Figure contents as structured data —
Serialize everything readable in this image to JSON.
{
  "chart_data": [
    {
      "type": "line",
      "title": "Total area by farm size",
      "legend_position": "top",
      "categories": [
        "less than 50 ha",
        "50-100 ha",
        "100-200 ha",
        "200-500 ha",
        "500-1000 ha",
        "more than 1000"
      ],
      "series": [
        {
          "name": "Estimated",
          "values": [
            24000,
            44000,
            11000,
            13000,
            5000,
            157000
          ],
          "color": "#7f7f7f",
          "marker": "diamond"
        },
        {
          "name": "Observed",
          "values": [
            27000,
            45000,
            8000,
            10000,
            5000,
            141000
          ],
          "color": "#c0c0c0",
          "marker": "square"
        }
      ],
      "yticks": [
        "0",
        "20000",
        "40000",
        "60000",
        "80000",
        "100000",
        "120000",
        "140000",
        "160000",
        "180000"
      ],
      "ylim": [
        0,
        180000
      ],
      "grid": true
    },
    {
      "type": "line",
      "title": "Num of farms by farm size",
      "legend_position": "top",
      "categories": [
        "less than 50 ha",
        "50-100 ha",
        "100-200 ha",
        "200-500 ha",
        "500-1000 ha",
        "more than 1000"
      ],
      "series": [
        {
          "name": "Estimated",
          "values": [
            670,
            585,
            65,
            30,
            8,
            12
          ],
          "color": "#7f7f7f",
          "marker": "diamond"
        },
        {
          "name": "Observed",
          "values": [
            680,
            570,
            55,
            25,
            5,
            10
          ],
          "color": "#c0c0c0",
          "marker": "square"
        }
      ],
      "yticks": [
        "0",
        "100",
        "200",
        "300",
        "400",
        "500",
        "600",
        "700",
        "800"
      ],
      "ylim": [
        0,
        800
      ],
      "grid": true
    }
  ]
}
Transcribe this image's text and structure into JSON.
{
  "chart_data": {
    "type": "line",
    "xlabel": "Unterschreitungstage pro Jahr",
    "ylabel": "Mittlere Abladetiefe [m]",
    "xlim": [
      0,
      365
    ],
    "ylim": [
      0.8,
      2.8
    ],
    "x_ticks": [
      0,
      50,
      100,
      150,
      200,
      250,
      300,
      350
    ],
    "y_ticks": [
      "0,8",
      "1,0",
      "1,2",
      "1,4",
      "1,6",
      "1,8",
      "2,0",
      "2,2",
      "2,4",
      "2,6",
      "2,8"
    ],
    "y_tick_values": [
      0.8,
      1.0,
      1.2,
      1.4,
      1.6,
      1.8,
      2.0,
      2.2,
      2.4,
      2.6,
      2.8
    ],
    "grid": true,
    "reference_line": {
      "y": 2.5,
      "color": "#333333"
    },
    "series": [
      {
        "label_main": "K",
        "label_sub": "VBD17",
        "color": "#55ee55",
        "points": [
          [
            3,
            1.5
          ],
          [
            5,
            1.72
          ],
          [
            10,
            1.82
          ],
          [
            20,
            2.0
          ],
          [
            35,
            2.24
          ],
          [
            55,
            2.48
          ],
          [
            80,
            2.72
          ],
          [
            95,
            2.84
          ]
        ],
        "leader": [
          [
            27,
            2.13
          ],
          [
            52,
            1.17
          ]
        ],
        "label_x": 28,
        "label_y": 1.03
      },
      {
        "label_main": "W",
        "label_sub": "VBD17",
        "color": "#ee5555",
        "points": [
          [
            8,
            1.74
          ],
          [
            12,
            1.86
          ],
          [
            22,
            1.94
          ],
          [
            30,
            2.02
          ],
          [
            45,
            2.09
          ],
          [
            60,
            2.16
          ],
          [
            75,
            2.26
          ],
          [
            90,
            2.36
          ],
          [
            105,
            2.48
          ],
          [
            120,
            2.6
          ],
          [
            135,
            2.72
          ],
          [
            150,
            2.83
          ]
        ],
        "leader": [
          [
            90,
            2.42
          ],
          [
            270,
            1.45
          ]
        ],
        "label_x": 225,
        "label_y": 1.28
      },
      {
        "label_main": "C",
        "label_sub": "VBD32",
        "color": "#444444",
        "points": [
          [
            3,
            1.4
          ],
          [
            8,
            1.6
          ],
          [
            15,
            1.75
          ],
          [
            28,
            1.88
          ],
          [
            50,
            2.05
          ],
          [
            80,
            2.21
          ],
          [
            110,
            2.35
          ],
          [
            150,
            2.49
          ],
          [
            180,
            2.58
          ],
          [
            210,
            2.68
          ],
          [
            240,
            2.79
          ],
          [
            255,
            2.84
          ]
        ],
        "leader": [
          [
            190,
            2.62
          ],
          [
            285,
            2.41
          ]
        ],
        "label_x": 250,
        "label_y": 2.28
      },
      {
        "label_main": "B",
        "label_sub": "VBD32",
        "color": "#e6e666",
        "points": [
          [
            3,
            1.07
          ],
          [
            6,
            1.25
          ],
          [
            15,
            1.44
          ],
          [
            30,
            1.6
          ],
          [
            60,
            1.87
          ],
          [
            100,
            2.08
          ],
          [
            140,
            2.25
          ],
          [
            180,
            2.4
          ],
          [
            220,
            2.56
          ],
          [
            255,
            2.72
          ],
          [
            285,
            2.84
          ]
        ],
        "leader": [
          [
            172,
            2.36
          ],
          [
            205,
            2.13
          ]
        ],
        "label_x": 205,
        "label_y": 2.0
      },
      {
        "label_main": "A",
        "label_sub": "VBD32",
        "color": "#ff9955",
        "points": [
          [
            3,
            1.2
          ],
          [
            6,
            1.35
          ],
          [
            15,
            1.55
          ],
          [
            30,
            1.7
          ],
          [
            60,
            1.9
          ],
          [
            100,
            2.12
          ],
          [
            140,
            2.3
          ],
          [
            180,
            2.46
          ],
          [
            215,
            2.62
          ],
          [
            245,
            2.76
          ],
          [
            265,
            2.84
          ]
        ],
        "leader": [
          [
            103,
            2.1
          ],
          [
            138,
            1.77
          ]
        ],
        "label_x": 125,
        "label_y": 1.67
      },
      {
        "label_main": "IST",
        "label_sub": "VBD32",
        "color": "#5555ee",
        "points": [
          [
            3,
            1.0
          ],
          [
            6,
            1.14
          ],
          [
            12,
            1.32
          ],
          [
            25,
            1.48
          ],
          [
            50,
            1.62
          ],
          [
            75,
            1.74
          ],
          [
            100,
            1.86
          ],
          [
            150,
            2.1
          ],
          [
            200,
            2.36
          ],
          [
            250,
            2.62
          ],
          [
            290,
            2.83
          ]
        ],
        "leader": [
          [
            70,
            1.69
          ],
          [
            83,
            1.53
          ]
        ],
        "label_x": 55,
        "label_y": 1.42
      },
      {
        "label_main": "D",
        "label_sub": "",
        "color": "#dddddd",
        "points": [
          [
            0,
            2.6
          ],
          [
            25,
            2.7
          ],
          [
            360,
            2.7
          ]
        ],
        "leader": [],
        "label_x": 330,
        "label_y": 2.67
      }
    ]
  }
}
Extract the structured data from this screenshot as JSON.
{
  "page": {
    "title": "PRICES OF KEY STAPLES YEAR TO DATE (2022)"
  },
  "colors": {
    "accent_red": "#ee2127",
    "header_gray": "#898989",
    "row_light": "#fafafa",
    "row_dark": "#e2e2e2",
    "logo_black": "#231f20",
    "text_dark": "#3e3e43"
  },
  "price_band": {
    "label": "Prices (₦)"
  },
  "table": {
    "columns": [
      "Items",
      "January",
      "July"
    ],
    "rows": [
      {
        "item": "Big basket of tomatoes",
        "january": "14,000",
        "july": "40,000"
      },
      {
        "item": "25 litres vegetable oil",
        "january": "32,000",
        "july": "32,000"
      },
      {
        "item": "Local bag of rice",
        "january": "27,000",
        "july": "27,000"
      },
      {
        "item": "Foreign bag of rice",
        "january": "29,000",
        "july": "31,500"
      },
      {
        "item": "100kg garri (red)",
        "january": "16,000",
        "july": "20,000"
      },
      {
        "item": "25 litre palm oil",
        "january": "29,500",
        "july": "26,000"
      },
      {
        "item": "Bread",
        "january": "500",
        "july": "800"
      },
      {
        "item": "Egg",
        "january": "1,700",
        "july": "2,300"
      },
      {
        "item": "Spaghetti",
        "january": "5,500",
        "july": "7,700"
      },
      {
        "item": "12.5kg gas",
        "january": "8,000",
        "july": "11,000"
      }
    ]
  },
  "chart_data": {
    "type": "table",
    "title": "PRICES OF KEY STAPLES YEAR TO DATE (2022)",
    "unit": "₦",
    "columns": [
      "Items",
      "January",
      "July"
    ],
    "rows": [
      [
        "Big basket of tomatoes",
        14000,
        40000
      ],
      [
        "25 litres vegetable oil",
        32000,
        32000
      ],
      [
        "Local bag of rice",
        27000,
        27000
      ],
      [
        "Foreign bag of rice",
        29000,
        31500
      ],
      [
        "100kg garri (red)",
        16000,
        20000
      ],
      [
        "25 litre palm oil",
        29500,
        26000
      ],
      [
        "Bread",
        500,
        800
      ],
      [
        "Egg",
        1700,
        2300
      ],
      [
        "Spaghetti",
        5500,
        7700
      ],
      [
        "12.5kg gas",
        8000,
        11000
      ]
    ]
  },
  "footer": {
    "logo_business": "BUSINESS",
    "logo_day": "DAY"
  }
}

Exercise aim — Go through the records above, find every line with the word "STAPLES", and list those lines.

Response to the exercise —
    "title": "PRICES OF KEY STAPLES YEAR TO DATE (2022)"
    "title": "PRICES OF KEY STAPLES YEAR TO DATE (2022)",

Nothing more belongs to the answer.